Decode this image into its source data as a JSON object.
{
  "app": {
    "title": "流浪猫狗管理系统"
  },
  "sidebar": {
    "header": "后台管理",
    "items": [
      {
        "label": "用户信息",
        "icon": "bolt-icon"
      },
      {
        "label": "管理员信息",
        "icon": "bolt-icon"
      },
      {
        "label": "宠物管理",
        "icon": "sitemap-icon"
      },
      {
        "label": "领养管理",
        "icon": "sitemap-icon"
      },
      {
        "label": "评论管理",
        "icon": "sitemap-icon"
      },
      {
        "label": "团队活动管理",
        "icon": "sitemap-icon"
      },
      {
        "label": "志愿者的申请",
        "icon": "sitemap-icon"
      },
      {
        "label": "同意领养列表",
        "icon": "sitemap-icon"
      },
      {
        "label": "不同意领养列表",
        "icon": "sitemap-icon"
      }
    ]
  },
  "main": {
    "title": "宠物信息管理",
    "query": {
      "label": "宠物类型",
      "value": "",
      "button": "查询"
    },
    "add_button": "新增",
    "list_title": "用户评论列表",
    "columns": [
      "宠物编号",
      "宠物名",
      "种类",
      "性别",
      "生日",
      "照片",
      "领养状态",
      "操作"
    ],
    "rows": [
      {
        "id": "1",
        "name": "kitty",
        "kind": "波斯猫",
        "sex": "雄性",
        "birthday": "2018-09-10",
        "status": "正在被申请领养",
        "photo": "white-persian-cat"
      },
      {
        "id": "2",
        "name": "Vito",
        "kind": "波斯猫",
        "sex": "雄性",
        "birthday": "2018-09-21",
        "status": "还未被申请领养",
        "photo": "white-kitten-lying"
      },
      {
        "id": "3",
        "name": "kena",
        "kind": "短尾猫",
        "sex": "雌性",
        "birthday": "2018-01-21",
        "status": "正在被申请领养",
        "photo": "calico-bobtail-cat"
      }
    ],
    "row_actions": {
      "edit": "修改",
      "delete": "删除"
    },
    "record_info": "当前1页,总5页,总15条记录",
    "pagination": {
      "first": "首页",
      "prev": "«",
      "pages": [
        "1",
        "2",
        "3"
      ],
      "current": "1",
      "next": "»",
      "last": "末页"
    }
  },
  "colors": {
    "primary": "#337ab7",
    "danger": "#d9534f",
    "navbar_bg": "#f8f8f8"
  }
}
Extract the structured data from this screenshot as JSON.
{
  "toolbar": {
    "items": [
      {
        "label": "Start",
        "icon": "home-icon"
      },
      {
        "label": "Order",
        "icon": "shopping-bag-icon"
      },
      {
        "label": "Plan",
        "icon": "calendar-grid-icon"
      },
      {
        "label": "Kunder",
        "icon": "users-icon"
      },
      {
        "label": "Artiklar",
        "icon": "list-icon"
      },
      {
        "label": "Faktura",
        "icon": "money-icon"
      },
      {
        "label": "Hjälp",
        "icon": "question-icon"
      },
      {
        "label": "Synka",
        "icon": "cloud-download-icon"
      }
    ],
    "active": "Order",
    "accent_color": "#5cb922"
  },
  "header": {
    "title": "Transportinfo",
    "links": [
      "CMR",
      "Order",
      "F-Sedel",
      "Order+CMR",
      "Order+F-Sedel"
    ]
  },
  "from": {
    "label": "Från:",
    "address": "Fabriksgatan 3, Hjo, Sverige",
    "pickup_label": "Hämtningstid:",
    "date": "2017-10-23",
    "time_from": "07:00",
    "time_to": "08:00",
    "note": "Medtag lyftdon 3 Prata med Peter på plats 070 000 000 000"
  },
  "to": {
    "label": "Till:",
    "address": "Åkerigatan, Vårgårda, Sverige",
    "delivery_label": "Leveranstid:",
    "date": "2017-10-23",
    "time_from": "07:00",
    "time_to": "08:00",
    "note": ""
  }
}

> [EXERCISE GOAL]
The records above need to be transcribed in full. Keep every character unchanged.

> [FULL RESPONSE]
Decode this image into its source data as a JSON object.
{
  "app": {
    "title": "流浪猫狗管理系统"
  },
  "sidebar": {
    "header": "后台管理",
    "items": [
      {
        "label": "用户信息",
        "icon": "bolt-icon"
      },
      {
        "label": "管理员信息",
        "icon": "bolt-icon"
      },
      {
        "label": "宠物管理",
        "icon": "sitemap-icon"
      },
      {
        "label": "领养管理",
        "icon": "sitemap-icon"
      },
      {
        "label": "评论管理",
        "icon": "sitemap-icon"
      },
      {
        "label": "团队活动管理",
        "icon": "sitemap-icon"
      },
      {
        "label": "志愿者的申请",
        "icon": "sitemap-icon"
      },
      {
        "label": "同意领养列表",
        "icon": "sitemap-icon"
      },
      {
        "label": "不同意领养列表",
        "icon": "sitemap-icon"
      }
    ]
  },
  "main": {
    "title": "宠物信息管理",
    "query": {
      "label": "宠物类型",
      "value": "",
      "button": "查询"
    },
    "add_button": "新增",
    "list_title": "用户评论列表",
    "columns": [
      "宠物编号",
      "宠物名",
      "种类",
      "性别",
      "生日",
      "照片",
      "领养状态",
      "操作"
    ],
    "rows": [
      {
        "id": "1",
        "name": "kitty",
        "kind": "波斯猫",
        "sex": "雄性",
        "birthday": "2018-09-10",
        "status": "正在被申请领养",
        "photo": "white-persian-cat"
      },
      {
        "id": "2",
        "name": "Vito",
        "kind": "波斯猫",
        "sex": "雄性",
        "birthday": "2018-09-21",
        "status": "还未被申请领养",
        "photo": "white-kitten-lying"
      },
      {
        "id": "3",
        "name": "kena",
        "kind": "短尾猫",
        "sex": "雌性",
        "birthday": "2018-01-21",
        "status": "正在被申请领养",
        "photo": "calico-bobtail-cat"
      }
    ],
    "row_actions": {
      "edit": "修改",
      "delete": "删除"
    },
    "record_info": "当前1页,总5页,总15条记录",
    "pagination": {
      "first": "首页",
      "prev": "«",
      "pages": [
        "1",
        "2",
        "3"
      ],
      "current": "1",
      "next": "»",
      "last": "末页"
    }
  },
  "colors": {
    "primary": "#337ab7",
    "danger": "#d9534f",
    "navbar_bg": "#f8f8f8"
  }
}
Extract the structured data from this screenshot as JSON.
{
  "toolbar": {
    "items": [
      {
        "label": "Start",
        "icon": "home-icon"
      },
      {
        "label": "Order",
        "icon": "shopping-bag-icon"
      },
      {
        "label": "Plan",
        "icon": "calendar-grid-icon"
      },
      {
        "label": "Kunder",
        "icon": "users-icon"
      },
      {
        "label": "Artiklar",
        "icon": "list-icon"
      },
      {
        "label": "Faktura",
        "icon": "money-icon"
      },
      {
        "label": "Hjälp",
        "icon": "question-icon"
      },
      {
        "label": "Synka",
        "icon": "cloud-download-icon"
      }
    ],
    "active": "Order",
    "accent_color": "#5cb922"
  },
  "header": {
    "title": "Transportinfo",
    "links": [
      "CMR",
      "Order",
      "F-Sedel",
      "Order+CMR",
      "Order+F-Sedel"
    ]
  },
  "from": {
    "label": "Från:",
    "address": "Fabriksgatan 3, Hjo, Sverige",
    "pickup_label": "Hämtningstid:",
    "date": "2017-10-23",
    "time_from": "07:00",
    "time_to": "08:00",
    "note": "Medtag lyftdon 3 Prata med Peter på plats 070 000 000 000"
  },
  "to": {
    "label": "Till:",
    "address": "Åkerigatan, Vårgårda, Sverige",
    "delivery_label": "Leveranstid:",
    "date": "2017-10-23",
    "time_from": "07:00",
    "time_to": "08:00",
    "note": ""
  }
}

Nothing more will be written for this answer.